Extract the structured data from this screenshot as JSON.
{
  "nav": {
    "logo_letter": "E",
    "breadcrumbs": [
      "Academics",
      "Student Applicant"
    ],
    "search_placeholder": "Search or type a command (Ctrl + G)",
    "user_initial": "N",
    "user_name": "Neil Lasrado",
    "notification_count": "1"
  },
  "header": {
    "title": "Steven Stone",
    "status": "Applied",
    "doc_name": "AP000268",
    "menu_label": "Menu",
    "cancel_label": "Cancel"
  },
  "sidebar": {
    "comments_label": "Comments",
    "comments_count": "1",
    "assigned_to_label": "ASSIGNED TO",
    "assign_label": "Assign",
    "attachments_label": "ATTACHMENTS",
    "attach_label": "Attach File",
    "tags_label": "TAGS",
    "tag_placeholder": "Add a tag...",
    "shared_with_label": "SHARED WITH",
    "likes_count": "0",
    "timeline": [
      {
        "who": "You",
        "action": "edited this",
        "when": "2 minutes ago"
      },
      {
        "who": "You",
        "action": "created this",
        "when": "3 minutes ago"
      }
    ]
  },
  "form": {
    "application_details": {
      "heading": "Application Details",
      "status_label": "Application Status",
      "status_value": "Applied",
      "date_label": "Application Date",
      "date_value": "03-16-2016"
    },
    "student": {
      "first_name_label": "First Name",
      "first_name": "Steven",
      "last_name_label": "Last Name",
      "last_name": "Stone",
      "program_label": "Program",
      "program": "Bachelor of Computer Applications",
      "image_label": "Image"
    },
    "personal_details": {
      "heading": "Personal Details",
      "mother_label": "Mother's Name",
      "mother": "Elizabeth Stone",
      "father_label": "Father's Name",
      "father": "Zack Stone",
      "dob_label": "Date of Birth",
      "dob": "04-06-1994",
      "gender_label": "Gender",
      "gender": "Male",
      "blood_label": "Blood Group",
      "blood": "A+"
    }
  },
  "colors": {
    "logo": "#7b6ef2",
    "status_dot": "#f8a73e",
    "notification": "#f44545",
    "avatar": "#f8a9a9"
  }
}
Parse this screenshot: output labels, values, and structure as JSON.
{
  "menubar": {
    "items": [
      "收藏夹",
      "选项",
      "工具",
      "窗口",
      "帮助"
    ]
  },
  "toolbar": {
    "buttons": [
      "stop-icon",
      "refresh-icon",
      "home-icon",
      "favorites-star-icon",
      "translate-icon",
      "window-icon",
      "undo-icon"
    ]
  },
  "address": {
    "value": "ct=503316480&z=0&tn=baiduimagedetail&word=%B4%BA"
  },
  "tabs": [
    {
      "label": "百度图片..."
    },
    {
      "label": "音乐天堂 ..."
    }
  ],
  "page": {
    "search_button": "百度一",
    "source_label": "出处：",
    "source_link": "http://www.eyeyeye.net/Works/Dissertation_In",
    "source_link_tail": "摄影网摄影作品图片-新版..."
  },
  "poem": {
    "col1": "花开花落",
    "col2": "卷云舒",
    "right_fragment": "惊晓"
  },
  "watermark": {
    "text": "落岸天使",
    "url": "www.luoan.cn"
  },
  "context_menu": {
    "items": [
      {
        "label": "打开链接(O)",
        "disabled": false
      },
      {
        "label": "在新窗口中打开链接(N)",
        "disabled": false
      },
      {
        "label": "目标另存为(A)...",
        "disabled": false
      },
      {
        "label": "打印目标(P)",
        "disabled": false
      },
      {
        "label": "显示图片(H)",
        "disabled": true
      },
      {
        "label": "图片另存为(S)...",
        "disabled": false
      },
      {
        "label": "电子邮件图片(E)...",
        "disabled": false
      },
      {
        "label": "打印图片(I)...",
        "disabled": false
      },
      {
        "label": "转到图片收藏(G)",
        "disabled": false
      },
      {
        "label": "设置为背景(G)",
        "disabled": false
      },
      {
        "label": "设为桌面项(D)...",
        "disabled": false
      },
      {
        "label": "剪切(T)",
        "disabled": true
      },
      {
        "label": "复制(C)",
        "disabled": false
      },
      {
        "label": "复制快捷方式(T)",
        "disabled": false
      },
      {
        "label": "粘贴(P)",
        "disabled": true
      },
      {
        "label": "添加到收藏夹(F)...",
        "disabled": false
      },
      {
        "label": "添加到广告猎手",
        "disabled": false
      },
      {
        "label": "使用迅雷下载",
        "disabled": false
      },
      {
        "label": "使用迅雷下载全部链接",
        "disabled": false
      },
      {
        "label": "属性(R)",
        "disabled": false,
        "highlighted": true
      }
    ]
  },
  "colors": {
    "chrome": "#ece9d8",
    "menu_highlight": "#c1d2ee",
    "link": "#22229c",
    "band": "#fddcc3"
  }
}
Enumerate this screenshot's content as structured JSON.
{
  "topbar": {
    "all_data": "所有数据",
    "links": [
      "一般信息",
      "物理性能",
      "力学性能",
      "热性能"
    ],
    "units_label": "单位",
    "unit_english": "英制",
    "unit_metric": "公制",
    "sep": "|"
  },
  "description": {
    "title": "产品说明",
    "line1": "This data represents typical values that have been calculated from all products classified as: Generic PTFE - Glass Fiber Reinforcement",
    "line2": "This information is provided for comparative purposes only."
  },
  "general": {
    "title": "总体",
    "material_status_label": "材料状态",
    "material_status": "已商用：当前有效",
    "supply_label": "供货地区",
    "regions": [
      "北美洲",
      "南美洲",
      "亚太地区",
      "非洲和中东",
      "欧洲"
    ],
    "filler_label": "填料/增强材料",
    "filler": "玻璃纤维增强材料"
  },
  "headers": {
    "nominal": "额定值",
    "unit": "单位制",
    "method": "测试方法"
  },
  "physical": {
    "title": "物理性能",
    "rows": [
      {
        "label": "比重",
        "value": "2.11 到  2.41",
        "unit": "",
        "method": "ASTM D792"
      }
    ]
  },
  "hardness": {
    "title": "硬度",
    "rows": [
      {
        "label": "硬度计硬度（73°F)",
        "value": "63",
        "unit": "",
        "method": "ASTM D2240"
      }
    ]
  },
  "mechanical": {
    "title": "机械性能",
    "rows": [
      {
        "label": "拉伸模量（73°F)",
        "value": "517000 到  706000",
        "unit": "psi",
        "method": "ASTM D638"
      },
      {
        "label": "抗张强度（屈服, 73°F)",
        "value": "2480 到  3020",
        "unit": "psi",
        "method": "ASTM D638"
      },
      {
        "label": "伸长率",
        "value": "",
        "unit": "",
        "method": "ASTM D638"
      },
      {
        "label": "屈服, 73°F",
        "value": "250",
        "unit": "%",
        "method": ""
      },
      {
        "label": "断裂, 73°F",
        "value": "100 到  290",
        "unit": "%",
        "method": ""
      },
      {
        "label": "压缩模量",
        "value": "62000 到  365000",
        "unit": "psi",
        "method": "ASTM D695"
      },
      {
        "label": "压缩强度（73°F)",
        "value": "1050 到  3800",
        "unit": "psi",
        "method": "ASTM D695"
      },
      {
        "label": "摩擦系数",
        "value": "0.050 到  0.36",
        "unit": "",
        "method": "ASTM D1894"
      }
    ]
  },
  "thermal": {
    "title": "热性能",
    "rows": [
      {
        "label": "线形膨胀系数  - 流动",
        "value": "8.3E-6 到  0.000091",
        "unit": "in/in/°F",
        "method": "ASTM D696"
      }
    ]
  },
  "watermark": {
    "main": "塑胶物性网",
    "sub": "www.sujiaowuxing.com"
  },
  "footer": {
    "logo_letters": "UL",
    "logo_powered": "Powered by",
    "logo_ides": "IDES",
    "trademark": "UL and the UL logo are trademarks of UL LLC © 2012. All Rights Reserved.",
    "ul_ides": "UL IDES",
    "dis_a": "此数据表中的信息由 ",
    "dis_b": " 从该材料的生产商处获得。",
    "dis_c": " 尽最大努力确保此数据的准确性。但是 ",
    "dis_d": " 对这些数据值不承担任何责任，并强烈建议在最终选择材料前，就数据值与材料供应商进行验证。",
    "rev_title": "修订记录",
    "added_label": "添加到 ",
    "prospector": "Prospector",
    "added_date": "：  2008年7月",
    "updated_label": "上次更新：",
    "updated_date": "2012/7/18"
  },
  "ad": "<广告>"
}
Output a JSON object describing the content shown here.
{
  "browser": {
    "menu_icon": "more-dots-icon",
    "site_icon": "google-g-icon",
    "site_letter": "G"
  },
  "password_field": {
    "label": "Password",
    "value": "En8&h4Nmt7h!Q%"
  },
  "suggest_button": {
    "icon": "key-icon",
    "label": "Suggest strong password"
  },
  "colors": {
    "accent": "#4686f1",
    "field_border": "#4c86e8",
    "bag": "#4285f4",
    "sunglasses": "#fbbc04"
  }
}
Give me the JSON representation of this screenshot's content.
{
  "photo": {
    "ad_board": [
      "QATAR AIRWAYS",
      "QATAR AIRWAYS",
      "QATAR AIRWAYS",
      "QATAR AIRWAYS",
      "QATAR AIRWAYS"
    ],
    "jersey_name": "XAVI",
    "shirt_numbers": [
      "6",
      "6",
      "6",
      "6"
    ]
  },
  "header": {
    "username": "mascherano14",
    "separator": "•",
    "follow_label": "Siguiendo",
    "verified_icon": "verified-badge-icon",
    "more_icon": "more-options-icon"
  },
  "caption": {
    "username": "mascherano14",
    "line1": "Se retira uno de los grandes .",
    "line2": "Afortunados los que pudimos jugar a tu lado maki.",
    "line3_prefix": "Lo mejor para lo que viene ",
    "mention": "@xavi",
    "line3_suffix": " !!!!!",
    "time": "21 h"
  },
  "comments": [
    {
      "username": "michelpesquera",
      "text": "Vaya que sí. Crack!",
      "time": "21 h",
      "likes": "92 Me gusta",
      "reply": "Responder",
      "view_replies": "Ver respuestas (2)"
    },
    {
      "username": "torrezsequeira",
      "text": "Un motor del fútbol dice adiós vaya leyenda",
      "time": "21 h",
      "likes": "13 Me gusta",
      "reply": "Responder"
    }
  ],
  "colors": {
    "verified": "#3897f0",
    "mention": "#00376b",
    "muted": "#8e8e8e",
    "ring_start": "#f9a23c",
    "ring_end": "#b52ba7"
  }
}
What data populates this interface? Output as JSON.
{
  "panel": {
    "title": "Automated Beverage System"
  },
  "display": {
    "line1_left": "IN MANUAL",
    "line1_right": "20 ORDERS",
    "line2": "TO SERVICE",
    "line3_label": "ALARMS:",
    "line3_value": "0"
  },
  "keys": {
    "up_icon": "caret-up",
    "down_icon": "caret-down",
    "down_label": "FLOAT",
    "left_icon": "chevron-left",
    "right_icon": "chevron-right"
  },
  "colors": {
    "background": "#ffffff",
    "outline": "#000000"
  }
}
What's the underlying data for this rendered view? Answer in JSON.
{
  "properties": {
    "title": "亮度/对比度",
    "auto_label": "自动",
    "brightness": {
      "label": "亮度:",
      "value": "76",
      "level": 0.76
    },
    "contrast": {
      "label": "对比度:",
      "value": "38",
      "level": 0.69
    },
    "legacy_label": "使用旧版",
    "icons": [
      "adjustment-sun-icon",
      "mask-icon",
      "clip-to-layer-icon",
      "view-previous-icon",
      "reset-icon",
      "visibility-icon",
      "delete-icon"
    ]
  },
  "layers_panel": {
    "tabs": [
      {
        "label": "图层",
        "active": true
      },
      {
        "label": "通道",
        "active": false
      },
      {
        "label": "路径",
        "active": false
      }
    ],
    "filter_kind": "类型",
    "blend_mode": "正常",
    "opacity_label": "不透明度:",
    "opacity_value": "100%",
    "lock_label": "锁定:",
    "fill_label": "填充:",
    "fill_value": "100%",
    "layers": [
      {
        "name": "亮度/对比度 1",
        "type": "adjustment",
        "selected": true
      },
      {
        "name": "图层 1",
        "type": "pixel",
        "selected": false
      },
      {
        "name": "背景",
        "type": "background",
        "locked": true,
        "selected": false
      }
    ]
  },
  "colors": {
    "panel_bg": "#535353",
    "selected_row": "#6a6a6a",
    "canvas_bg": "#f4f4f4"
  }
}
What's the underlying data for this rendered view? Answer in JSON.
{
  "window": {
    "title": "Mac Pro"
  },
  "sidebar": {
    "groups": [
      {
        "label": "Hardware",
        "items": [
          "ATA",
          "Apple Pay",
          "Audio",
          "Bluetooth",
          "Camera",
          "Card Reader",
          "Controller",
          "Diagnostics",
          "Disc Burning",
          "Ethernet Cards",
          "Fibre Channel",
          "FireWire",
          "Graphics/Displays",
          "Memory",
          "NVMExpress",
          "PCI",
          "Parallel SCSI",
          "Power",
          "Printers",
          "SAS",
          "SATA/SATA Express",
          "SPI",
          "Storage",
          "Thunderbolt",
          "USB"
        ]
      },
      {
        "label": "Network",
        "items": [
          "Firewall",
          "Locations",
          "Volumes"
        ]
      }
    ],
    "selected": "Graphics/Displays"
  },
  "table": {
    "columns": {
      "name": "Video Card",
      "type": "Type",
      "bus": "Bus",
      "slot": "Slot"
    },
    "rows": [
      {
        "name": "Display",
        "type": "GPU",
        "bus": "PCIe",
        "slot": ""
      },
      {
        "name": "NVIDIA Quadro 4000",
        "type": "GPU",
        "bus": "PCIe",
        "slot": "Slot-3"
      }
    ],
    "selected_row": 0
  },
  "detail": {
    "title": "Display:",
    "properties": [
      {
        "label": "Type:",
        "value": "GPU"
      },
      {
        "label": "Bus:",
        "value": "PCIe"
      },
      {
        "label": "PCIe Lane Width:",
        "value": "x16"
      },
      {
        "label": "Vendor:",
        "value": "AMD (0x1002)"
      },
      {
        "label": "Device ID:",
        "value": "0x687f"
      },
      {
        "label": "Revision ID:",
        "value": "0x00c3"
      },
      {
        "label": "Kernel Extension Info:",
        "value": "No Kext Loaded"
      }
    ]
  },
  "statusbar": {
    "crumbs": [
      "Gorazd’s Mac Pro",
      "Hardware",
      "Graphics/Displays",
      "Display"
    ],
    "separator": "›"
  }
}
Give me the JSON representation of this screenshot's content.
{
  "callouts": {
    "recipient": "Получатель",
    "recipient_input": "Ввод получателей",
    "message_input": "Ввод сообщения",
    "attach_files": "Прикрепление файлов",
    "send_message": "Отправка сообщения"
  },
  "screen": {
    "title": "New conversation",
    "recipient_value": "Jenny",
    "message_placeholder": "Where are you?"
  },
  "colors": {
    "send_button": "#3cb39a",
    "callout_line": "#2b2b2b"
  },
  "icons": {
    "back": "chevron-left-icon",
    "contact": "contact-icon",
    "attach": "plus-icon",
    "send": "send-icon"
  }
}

DO THIS » Go through the data and gather every line that holds "when".

THE SOLUTION »
        "when": "2 minutes ago"
        "when": "3 minutes ago"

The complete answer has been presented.